§ **INSTRUCTION**: Copy all of the material below exactly, line for line, and omit the pictures from your copy.

§ **RECORD LIST**:

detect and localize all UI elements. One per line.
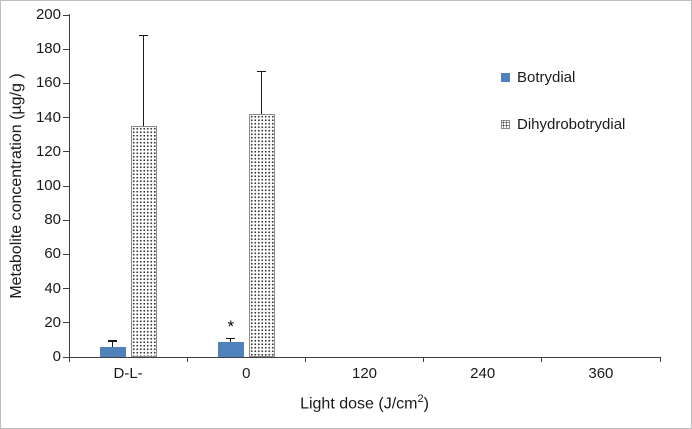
x-tick-mark	[68, 357, 70, 362]
bar-botrydial	[217, 341, 244, 357]
bar-dihydrobotrydial	[248, 114, 275, 357]
y-tick-mark	[63, 48, 69, 50]
y-tick-mark	[63, 219, 69, 221]
y-tick-label: 60	[44, 245, 61, 263]
y-tick-mark	[63, 322, 69, 324]
error-bar-line	[112, 340, 114, 347]
x-axis-line	[69, 357, 660, 358]
x-axis-label-text: Light dose (J/cm	[300, 395, 418, 413]
y-tick-mark	[63, 356, 69, 358]
x-tick-mark	[186, 357, 188, 362]
y-tick-mark	[63, 151, 69, 153]
x-tick-mark	[423, 357, 425, 362]
legend-marker-dihydrobotrydial	[501, 120, 510, 129]
legend-label: Dihydrobotrydial	[517, 116, 626, 133]
x-tick-label: 120	[351, 365, 378, 382]
error-bar-cap	[257, 70, 267, 73]
legend-item: Botrydial	[501, 69, 625, 86]
y-tick-mark	[63, 82, 69, 84]
x-axis-label-text-suffix: )	[423, 395, 429, 413]
y-tick-mark	[63, 288, 69, 290]
y-tick-label: 180	[35, 40, 61, 58]
x-tick-mark	[541, 357, 543, 362]
x-axis-label: Light dose (J/cm2)	[69, 393, 660, 413]
y-tick-label: 100	[35, 177, 61, 194]
bar-dihydrobotrydial	[130, 126, 157, 357]
y-tick-label: 80	[44, 211, 61, 229]
y-tick-label: 200	[35, 6, 61, 23]
y-tick-label: 120	[35, 142, 61, 160]
error-bar-cap	[139, 34, 149, 37]
error-bar-cap	[226, 337, 236, 339]
error-bar-cap	[108, 340, 118, 342]
y-tick-mark	[63, 253, 69, 255]
error-bar-line	[143, 35, 145, 127]
legend-marker-botrydial	[501, 73, 510, 82]
legend-label: Botrydial	[517, 69, 576, 86]
y-tick-mark	[63, 185, 69, 187]
significance-asterisk: *	[227, 317, 235, 337]
y-axis-line	[69, 14, 70, 358]
y-tick-label: 140	[35, 108, 61, 126]
error-bar-line	[230, 338, 232, 342]
bar-botrydial	[99, 346, 126, 357]
legend-item: Dihydrobotrydial	[501, 116, 625, 133]
x-tick-label: D-L-	[113, 365, 143, 382]
error-bar-line	[261, 71, 263, 115]
x-tick-mark	[659, 357, 661, 362]
y-tick-mark	[63, 117, 69, 119]
y-tick-label: 40	[44, 279, 61, 297]
x-tick-mark	[304, 357, 306, 362]
y-tick-label: 160	[35, 74, 61, 92]
y-tick-mark	[63, 14, 69, 16]
y-tick-label: 20	[44, 313, 61, 331]
x-tick-label: 240	[470, 365, 496, 382]
legend: Botrydial Dihydrobotrydial	[501, 69, 625, 163]
x-tick-label: 360	[588, 365, 614, 382]
y-tick-label: 0	[52, 348, 61, 365]
x-axis-label-superscript: 2	[417, 393, 424, 405]
x-tick-label: 0	[242, 365, 251, 382]
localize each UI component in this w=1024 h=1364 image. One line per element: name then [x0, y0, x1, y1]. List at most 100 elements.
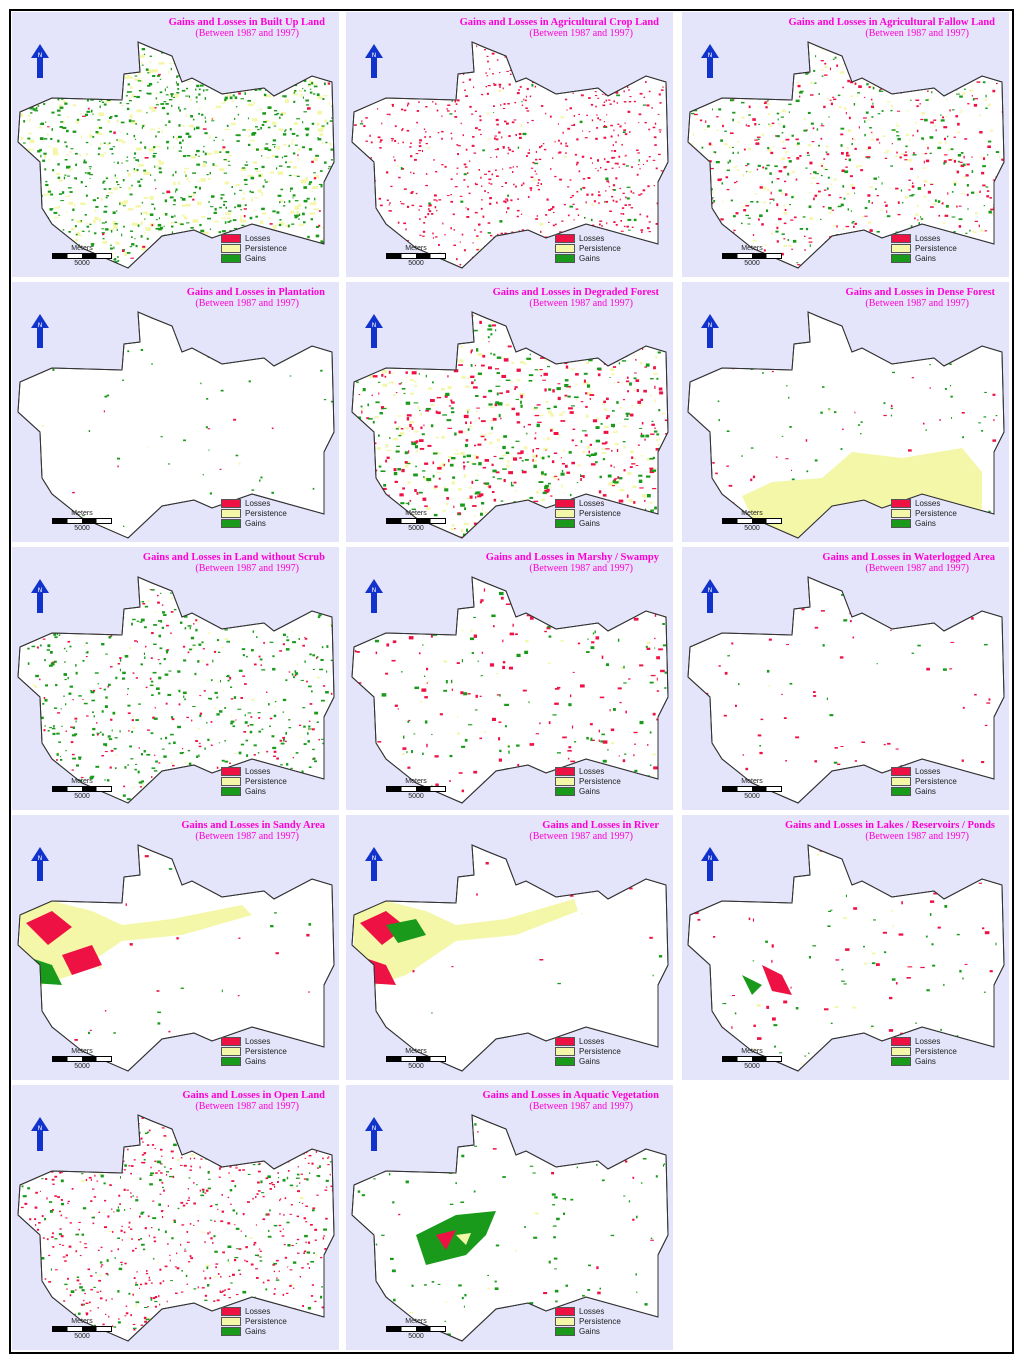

§ **REPLY**:
detect and localize all UI elements. One per line.
x-tick-mark	[68, 357, 70, 362]
bar-botrydial	[217, 341, 244, 357]
bar-dihydrobotrydial	[248, 114, 275, 357]
y-tick-mark	[63, 48, 69, 50]
y-tick-mark	[63, 219, 69, 221]
y-tick-label: 60	[44, 245, 61, 263]
y-tick-mark	[63, 322, 69, 324]
error-bar-line	[112, 340, 114, 347]
x-axis-line	[69, 357, 660, 358]
x-axis-label-text: Light dose (J/cm	[300, 395, 418, 413]
y-tick-mark	[63, 356, 69, 358]
x-tick-mark	[186, 357, 188, 362]
y-tick-mark	[63, 151, 69, 153]
x-tick-mark	[423, 357, 425, 362]
legend-marker-dihydrobotrydial	[501, 120, 510, 129]
legend-label: Dihydrobotrydial	[517, 116, 626, 133]
x-tick-label: 120	[351, 365, 378, 382]
error-bar-cap	[257, 70, 267, 73]
legend-item: Botrydial	[501, 69, 625, 86]
y-tick-mark	[63, 82, 69, 84]
x-axis-label-text-suffix: )	[423, 395, 429, 413]
y-tick-mark	[63, 288, 69, 290]
y-tick-label: 180	[35, 40, 61, 58]
x-tick-mark	[541, 357, 543, 362]
x-axis-label: Light dose (J/cm2)	[69, 393, 660, 413]
y-tick-label: 100	[35, 177, 61, 194]
bar-dihydrobotrydial	[130, 126, 157, 357]
y-tick-label: 80	[44, 211, 61, 229]
y-tick-label: 200	[35, 6, 61, 23]
y-tick-label: 120	[35, 142, 61, 160]
error-bar-cap	[139, 34, 149, 37]
error-bar-cap	[226, 337, 236, 339]
error-bar-cap	[108, 340, 118, 342]
y-tick-mark	[63, 253, 69, 255]
error-bar-line	[143, 35, 145, 127]
legend-marker-botrydial	[501, 73, 510, 82]
legend-label: Botrydial	[517, 69, 576, 86]
y-tick-mark	[63, 185, 69, 187]
significance-asterisk: *	[227, 317, 235, 337]
y-axis-line	[69, 14, 70, 358]
y-tick-label: 140	[35, 108, 61, 126]
error-bar-line	[230, 338, 232, 342]
bar-botrydial	[99, 346, 126, 357]
legend-item: Dihydrobotrydial	[501, 116, 625, 133]
x-tick-label: D-L-	[113, 365, 143, 382]
error-bar-line	[261, 71, 263, 115]
x-tick-mark	[659, 357, 661, 362]
y-tick-mark	[63, 117, 69, 119]
y-tick-label: 40	[44, 279, 61, 297]
x-tick-mark	[304, 357, 306, 362]
y-tick-label: 160	[35, 74, 61, 92]
y-tick-mark	[63, 14, 69, 16]
y-tick-label: 20	[44, 313, 61, 331]
x-tick-label: 240	[470, 365, 496, 382]
legend: Botrydial Dihydrobotrydial	[501, 69, 625, 163]
x-tick-label: 360	[588, 365, 614, 382]
y-tick-label: 0	[52, 348, 61, 365]
x-axis-label-superscript: 2	[417, 393, 424, 405]
x-tick-label: 0	[242, 365, 251, 382]
localize each UI component in this w=1024 h=1364 image. One line per element: name then [x0, y0, x1, y1]. List at most 100 elements.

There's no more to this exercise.